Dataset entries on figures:
────────
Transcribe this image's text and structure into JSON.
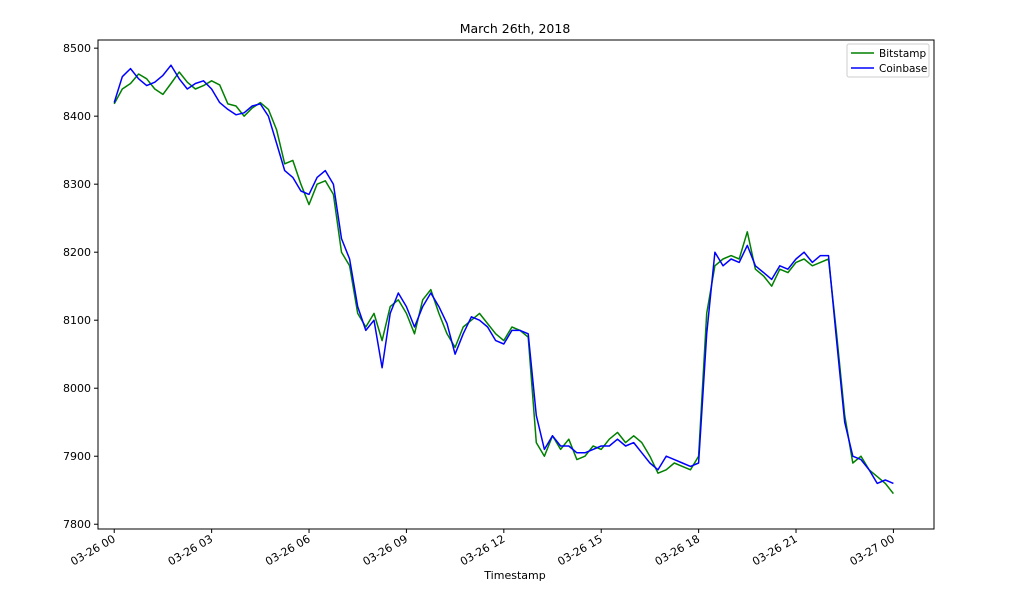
{
  "chart_data": {
    "type": "line",
    "title": "March 26th, 2018",
    "xlabel": "Timestamp",
    "ylabel": "",
    "xlim_hours": [
      -0.5,
      25.25
    ],
    "ylim": [
      7793,
      8512
    ],
    "grid": false,
    "legend_position": "top-right",
    "x_tick_hours": [
      0,
      3,
      6,
      9,
      12,
      15,
      18,
      21,
      24
    ],
    "x_tick_labels": [
      "03-26 00",
      "03-26 03",
      "03-26 06",
      "03-26 09",
      "03-26 12",
      "03-26 15",
      "03-26 18",
      "03-26 21",
      "03-27 00"
    ],
    "y_ticks": [
      7800,
      7900,
      8000,
      8100,
      8200,
      8300,
      8400,
      8500
    ],
    "series": [
      {
        "name": "Bitstamp",
        "color": "#008000",
        "x_hours": [
          0.0,
          0.25,
          0.5,
          0.75,
          1.0,
          1.25,
          1.5,
          1.75,
          2.0,
          2.25,
          2.5,
          2.75,
          3.0,
          3.25,
          3.5,
          3.75,
          4.0,
          4.25,
          4.5,
          4.75,
          5.0,
          5.25,
          5.5,
          5.75,
          6.0,
          6.25,
          6.5,
          6.75,
          7.0,
          7.25,
          7.5,
          7.75,
          8.0,
          8.25,
          8.5,
          8.75,
          9.0,
          9.25,
          9.5,
          9.75,
          10.0,
          10.25,
          10.5,
          10.75,
          11.0,
          11.25,
          11.5,
          11.75,
          12.0,
          12.25,
          12.5,
          12.75,
          13.0,
          13.25,
          13.5,
          13.75,
          14.0,
          14.25,
          14.5,
          14.75,
          15.0,
          15.25,
          15.5,
          15.75,
          16.0,
          16.25,
          16.5,
          16.75,
          17.0,
          17.25,
          17.5,
          17.75,
          18.0,
          18.25,
          18.5,
          18.75,
          19.0,
          19.25,
          19.5,
          19.75,
          20.0,
          20.25,
          20.5,
          20.75,
          21.0,
          21.25,
          21.5,
          21.75,
          22.0,
          22.25,
          22.5,
          22.75,
          23.0,
          23.25,
          23.5,
          23.75,
          24.0
        ],
        "values": [
          8418,
          8440,
          8448,
          8462,
          8455,
          8440,
          8432,
          8448,
          8465,
          8450,
          8440,
          8445,
          8452,
          8446,
          8418,
          8415,
          8400,
          8412,
          8420,
          8410,
          8380,
          8330,
          8335,
          8300,
          8270,
          8300,
          8305,
          8285,
          8200,
          8180,
          8110,
          8090,
          8110,
          8070,
          8120,
          8130,
          8110,
          8080,
          8130,
          8145,
          8110,
          8080,
          8060,
          8090,
          8100,
          8110,
          8095,
          8080,
          8070,
          8090,
          8085,
          8075,
          7920,
          7900,
          7930,
          7910,
          7925,
          7895,
          7900,
          7915,
          7910,
          7925,
          7935,
          7920,
          7930,
          7920,
          7900,
          7875,
          7880,
          7890,
          7885,
          7880,
          7900,
          8110,
          8180,
          8190,
          8195,
          8190,
          8230,
          8175,
          8165,
          8150,
          8175,
          8170,
          8185,
          8190,
          8180,
          8185,
          8190,
          8080,
          7960,
          7890,
          7900,
          7880,
          7870,
          7860,
          7845
        ]
      },
      {
        "name": "Coinbase",
        "color": "#0000ff",
        "x_hours": [
          0.0,
          0.25,
          0.5,
          0.75,
          1.0,
          1.25,
          1.5,
          1.75,
          2.0,
          2.25,
          2.5,
          2.75,
          3.0,
          3.25,
          3.5,
          3.75,
          4.0,
          4.25,
          4.5,
          4.75,
          5.0,
          5.25,
          5.5,
          5.75,
          6.0,
          6.25,
          6.5,
          6.75,
          7.0,
          7.25,
          7.5,
          7.75,
          8.0,
          8.25,
          8.5,
          8.75,
          9.0,
          9.25,
          9.5,
          9.75,
          10.0,
          10.25,
          10.5,
          10.75,
          11.0,
          11.25,
          11.5,
          11.75,
          12.0,
          12.25,
          12.5,
          12.75,
          13.0,
          13.25,
          13.5,
          13.75,
          14.0,
          14.25,
          14.5,
          14.75,
          15.0,
          15.25,
          15.5,
          15.75,
          16.0,
          16.25,
          16.5,
          16.75,
          17.0,
          17.25,
          17.5,
          17.75,
          18.0,
          18.25,
          18.5,
          18.75,
          19.0,
          19.25,
          19.5,
          19.75,
          20.0,
          20.25,
          20.5,
          20.75,
          21.0,
          21.25,
          21.5,
          21.75,
          22.0,
          22.25,
          22.5,
          22.75,
          23.0,
          23.25,
          23.5,
          23.75,
          24.0
        ],
        "values": [
          8420,
          8458,
          8470,
          8455,
          8445,
          8450,
          8460,
          8475,
          8455,
          8440,
          8448,
          8452,
          8440,
          8420,
          8410,
          8402,
          8405,
          8415,
          8418,
          8400,
          8360,
          8320,
          8310,
          8290,
          8285,
          8310,
          8320,
          8300,
          8220,
          8190,
          8120,
          8085,
          8100,
          8030,
          8110,
          8140,
          8120,
          8090,
          8120,
          8140,
          8120,
          8095,
          8050,
          8080,
          8105,
          8100,
          8090,
          8070,
          8065,
          8085,
          8085,
          8080,
          7960,
          7910,
          7930,
          7915,
          7915,
          7905,
          7905,
          7910,
          7915,
          7915,
          7925,
          7915,
          7920,
          7905,
          7890,
          7880,
          7900,
          7895,
          7890,
          7885,
          7890,
          8080,
          8200,
          8180,
          8190,
          8185,
          8210,
          8180,
          8170,
          8160,
          8180,
          8175,
          8190,
          8200,
          8185,
          8195,
          8195,
          8070,
          7950,
          7900,
          7895,
          7880,
          7860,
          7865,
          7860
        ]
      }
    ]
  }
}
────────
§ **EXERCISE TASK**: Go through the listing above and write it out again exactly, dropping the pictures.

§ **SOLUTION**:
Transcribe this image's text and structure into JSON.
{
  "chart_data": {
    "type": "line",
    "title": "March 26th, 2018",
    "xlabel": "Timestamp",
    "ylabel": "",
    "xlim_hours": [
      -0.5,
      25.25
    ],
    "ylim": [
      7793,
      8512
    ],
    "grid": false,
    "legend_position": "top-right",
    "x_tick_hours": [
      0,
      3,
      6,
      9,
      12,
      15,
      18,
      21,
      24
    ],
    "x_tick_labels": [
      "03-26 00",
      "03-26 03",
      "03-26 06",
      "03-26 09",
      "03-26 12",
      "03-26 15",
      "03-26 18",
      "03-26 21",
      "03-27 00"
    ],
    "y_ticks": [
      7800,
      7900,
      8000,
      8100,
      8200,
      8300,
      8400,
      8500
    ],
    "series": [
      {
        "name": "Bitstamp",
        "color": "#008000",
        "x_hours": [
          0.0,
          0.25,
          0.5,
          0.75,
          1.0,
          1.25,
          1.5,
          1.75,
          2.0,
          2.25,
          2.5,
          2.75,
          3.0,
          3.25,
          3.5,
          3.75,
          4.0,
          4.25,
          4.5,
          4.75,
          5.0,
          5.25,
          5.5,
          5.75,
          6.0,
          6.25,
          6.5,
          6.75,
          7.0,
          7.25,
          7.5,
          7.75,
          8.0,
          8.25,
          8.5,
          8.75,
          9.0,
          9.25,
          9.5,
          9.75,
          10.0,
          10.25,
          10.5,
          10.75,
          11.0,
          11.25,
          11.5,
          11.75,
          12.0,
          12.25,
          12.5,
          12.75,
          13.0,
          13.25,
          13.5,
          13.75,
          14.0,
          14.25,
          14.5,
          14.75,
          15.0,
          15.25,
          15.5,
          15.75,
          16.0,
          16.25,
          16.5,
          16.75,
          17.0,
          17.25,
          17.5,
          17.75,
          18.0,
          18.25,
          18.5,
          18.75,
          19.0,
          19.25,
          19.5,
          19.75,
          20.0,
          20.25,
          20.5,
          20.75,
          21.0,
          21.25,
          21.5,
          21.75,
          22.0,
          22.25,
          22.5,
          22.75,
          23.0,
          23.25,
          23.5,
          23.75,
          24.0
        ],
        "values": [
          8418,
          8440,
          8448,
          8462,
          8455,
          8440,
          8432,
          8448,
          8465,
          8450,
          8440,
          8445,
          8452,
          8446,
          8418,
          8415,
          8400,
          8412,
          8420,
          8410,
          8380,
          8330,
          8335,
          8300,
          8270,
          8300,
          8305,
          8285,
          8200,
          8180,
          8110,
          8090,
          8110,
          8070,
          8120,
          8130,
          8110,
          8080,
          8130,
          8145,
          8110,
          8080,
          8060,
          8090,
          8100,
          8110,
          8095,
          8080,
          8070,
          8090,
          8085,
          8075,
          7920,
          7900,
          7930,
          7910,
          7925,
          7895,
          7900,
          7915,
          7910,
          7925,
          7935,
          7920,
          7930,
          7920,
          7900,
          7875,
          7880,
          7890,
          7885,
          7880,
          7900,
          8110,
          8180,
          8190,
          8195,
          8190,
          8230,
          8175,
          8165,
          8150,
          8175,
          8170,
          8185,
          8190,
          8180,
          8185,
          8190,
          8080,
          7960,
          7890,
          7900,
          7880,
          7870,
          7860,
          7845
        ]
      },
      {
        "name": "Coinbase",
        "color": "#0000ff",
        "x_hours": [
          0.0,
          0.25,
          0.5,
          0.75,
          1.0,
          1.25,
          1.5,
          1.75,
          2.0,
          2.25,
          2.5,
          2.75,
          3.0,
          3.25,
          3.5,
          3.75,
          4.0,
          4.25,
          4.5,
          4.75,
          5.0,
          5.25,
          5.5,
          5.75,
          6.0,
          6.25,
          6.5,
          6.75,
          7.0,
          7.25,
          7.5,
          7.75,
          8.0,
          8.25,
          8.5,
          8.75,
          9.0,
          9.25,
          9.5,
          9.75,
          10.0,
          10.25,
          10.5,
          10.75,
          11.0,
          11.25,
          11.5,
          11.75,
          12.0,
          12.25,
          12.5,
          12.75,
          13.0,
          13.25,
          13.5,
          13.75,
          14.0,
          14.25,
          14.5,
          14.75,
          15.0,
          15.25,
          15.5,
          15.75,
          16.0,
          16.25,
          16.5,
          16.75,
          17.0,
          17.25,
          17.5,
          17.75,
          18.0,
          18.25,
          18.5,
          18.75,
          19.0,
          19.25,
          19.5,
          19.75,
          20.0,
          20.25,
          20.5,
          20.75,
          21.0,
          21.25,
          21.5,
          21.75,
          22.0,
          22.25,
          22.5,
          22.75,
          23.0,
          23.25,
          23.5,
          23.75,
          24.0
        ],
        "values": [
          8420,
          8458,
          8470,
          8455,
          8445,
          8450,
          8460,
          8475,
          8455,
          8440,
          8448,
          8452,
          8440,
          8420,
          8410,
          8402,
          8405,
          8415,
          8418,
          8400,
          8360,
          8320,
          8310,
          8290,
          8285,
          8310,
          8320,
          8300,
          8220,
          8190,
          8120,
          8085,
          8100,
          8030,
          8110,
          8140,
          8120,
          8090,
          8120,
          8140,
          8120,
          8095,
          8050,
          8080,
          8105,
          8100,
          8090,
          8070,
          8065,
          8085,
          8085,
          8080,
          7960,
          7910,
          7930,
          7915,
          7915,
          7905,
          7905,
          7910,
          7915,
          7915,
          7925,
          7915,
          7920,
          7905,
          7890,
          7880,
          7900,
          7895,
          7890,
          7885,
          7890,
          8080,
          8200,
          8180,
          8190,
          8185,
          8210,
          8180,
          8170,
          8160,
          8180,
          8175,
          8190,
          8200,
          8185,
          8195,
          8195,
          8070,
          7950,
          7900,
          7895,
          7880,
          7860,
          7865,
          7860
        ]
      }
    ]
  }
}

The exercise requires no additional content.